▶ Prompt
Leave out any pictures and transcribe all other data below exactly.

* Start *

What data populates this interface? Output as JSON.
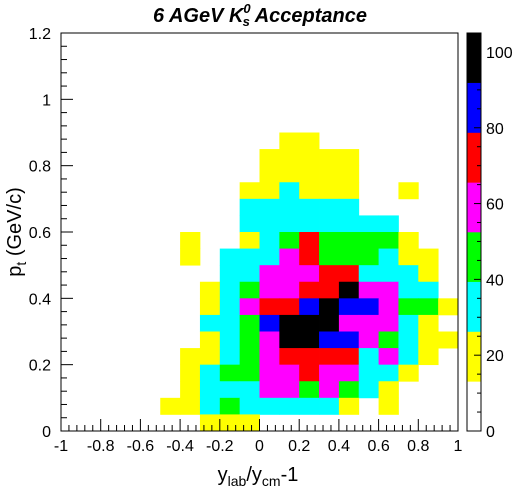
{
  "chart_data": {
    "type": "heatmap",
    "title": {
      "main": "6 AGeV K",
      "superscript": "0",
      "subscript": "s",
      "suffix": " Acceptance"
    },
    "xlabel": {
      "base": "y",
      "sub1": "lab",
      "mid": "/y",
      "sub2": "cm",
      "suffix": "-1"
    },
    "ylabel": {
      "base": "p",
      "sub": "t",
      "suffix": " (GeV/c)"
    },
    "xlim": [
      -1,
      1
    ],
    "ylim": [
      0,
      1.2
    ],
    "x_ticks": [
      "-1",
      "-0.8",
      "-0.6",
      "-0.4",
      "-0.2",
      "0",
      "0.2",
      "0.4",
      "0.6",
      "0.8",
      "1"
    ],
    "y_ticks": [
      "0",
      "0.2",
      "0.4",
      "0.6",
      "0.8",
      "1",
      "1.2"
    ],
    "bin_width_x": 0.1,
    "bin_width_y": 0.05,
    "x_bin_start": -0.6,
    "y_bin_start": 0,
    "colorbar": {
      "ticks": [
        "0",
        "20",
        "40",
        "60",
        "80",
        "100"
      ],
      "range": [
        0,
        105
      ],
      "levels": [
        {
          "from": 0,
          "to": 13.1,
          "color": "#ffffff"
        },
        {
          "from": 13.1,
          "to": 26.25,
          "color": "#ffff00"
        },
        {
          "from": 26.25,
          "to": 39.4,
          "color": "#00ffff"
        },
        {
          "from": 39.4,
          "to": 52.5,
          "color": "#00ff00"
        },
        {
          "from": 52.5,
          "to": 65.6,
          "color": "#ff00ff"
        },
        {
          "from": 65.6,
          "to": 78.75,
          "color": "#ff0000"
        },
        {
          "from": 78.75,
          "to": 91.9,
          "color": "#0000ff"
        },
        {
          "from": 91.9,
          "to": 105,
          "color": "#000000"
        }
      ]
    },
    "level_values": [
      0,
      20,
      33,
      46,
      59,
      72,
      85,
      98
    ],
    "grid_rows_top_to_bottom": [
      "................",
      "................",
      "................",
      "................",
      "................",
      "................",
      "................",
      ".......YY.......",
      "......YYYYY.....",
      "......YYYYY.....",
      ".....YYCYYY..Y..",
      ".....CCCCCC.....",
      ".....CCCCCCCC...",
      "..Y..YCGRGGGGY..",
      "..Y.CCCMRGGGCYY.",
      "....CCMMMRRCCCY.",
      "...YCGMMRRKMMCC.",
      "...YCMRRBKBBMGGY",
      "...CCGBKKKMMMCY.",
      "...YCGMKKBBMGCYY",
      "..YYCGMRRRRCMCY.",
      "..YCGGMMRMMCCY..",
      "..YCCCMMGMGCY...",
      ".YYCGCCCCCY.Y...",
      "...YYY.........."
    ]
  }
}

* End *

▶ Correct output
What data populates this interface? Output as JSON.
{
  "chart_data": {
    "type": "heatmap",
    "title": {
      "main": "6 AGeV K",
      "superscript": "0",
      "subscript": "s",
      "suffix": " Acceptance"
    },
    "xlabel": {
      "base": "y",
      "sub1": "lab",
      "mid": "/y",
      "sub2": "cm",
      "suffix": "-1"
    },
    "ylabel": {
      "base": "p",
      "sub": "t",
      "suffix": " (GeV/c)"
    },
    "xlim": [
      -1,
      1
    ],
    "ylim": [
      0,
      1.2
    ],
    "x_ticks": [
      "-1",
      "-0.8",
      "-0.6",
      "-0.4",
      "-0.2",
      "0",
      "0.2",
      "0.4",
      "0.6",
      "0.8",
      "1"
    ],
    "y_ticks": [
      "0",
      "0.2",
      "0.4",
      "0.6",
      "0.8",
      "1",
      "1.2"
    ],
    "bin_width_x": 0.1,
    "bin_width_y": 0.05,
    "x_bin_start": -0.6,
    "y_bin_start": 0,
    "colorbar": {
      "ticks": [
        "0",
        "20",
        "40",
        "60",
        "80",
        "100"
      ],
      "range": [
        0,
        105
      ],
      "levels": [
        {
          "from": 0,
          "to": 13.1,
          "color": "#ffffff"
        },
        {
          "from": 13.1,
          "to": 26.25,
          "color": "#ffff00"
        },
        {
          "from": 26.25,
          "to": 39.4,
          "color": "#00ffff"
        },
        {
          "from": 39.4,
          "to": 52.5,
          "color": "#00ff00"
        },
        {
          "from": 52.5,
          "to": 65.6,
          "color": "#ff00ff"
        },
        {
          "from": 65.6,
          "to": 78.75,
          "color": "#ff0000"
        },
        {
          "from": 78.75,
          "to": 91.9,
          "color": "#0000ff"
        },
        {
          "from": 91.9,
          "to": 105,
          "color": "#000000"
        }
      ]
    },
    "level_values": [
      0,
      20,
      33,
      46,
      59,
      72,
      85,
      98
    ],
    "grid_rows_top_to_bottom": [
      "................",
      "................",
      "................",
      "................",
      "................",
      "................",
      "................",
      ".......YY.......",
      "......YYYYY.....",
      "......YYYYY.....",
      ".....YYCYYY..Y..",
      ".....CCCCCC.....",
      ".....CCCCCCCC...",
      "..Y..YCGRGGGGY..",
      "..Y.CCCMRGGGCYY.",
      "....CCMMMRRCCCY.",
      "...YCGMMRRKMMCC.",
      "...YCMRRBKBBMGGY",
      "...CCGBKKKMMMCY.",
      "...YCGMKKBBMGCYY",
      "..YYCGMRRRRCMCY.",
      "..YCGGMMRMMCCY..",
      "..YCCCMMGMGCY...",
      ".YYCGCCCCCY.Y...",
      "...YYY.........."
    ]
  }
}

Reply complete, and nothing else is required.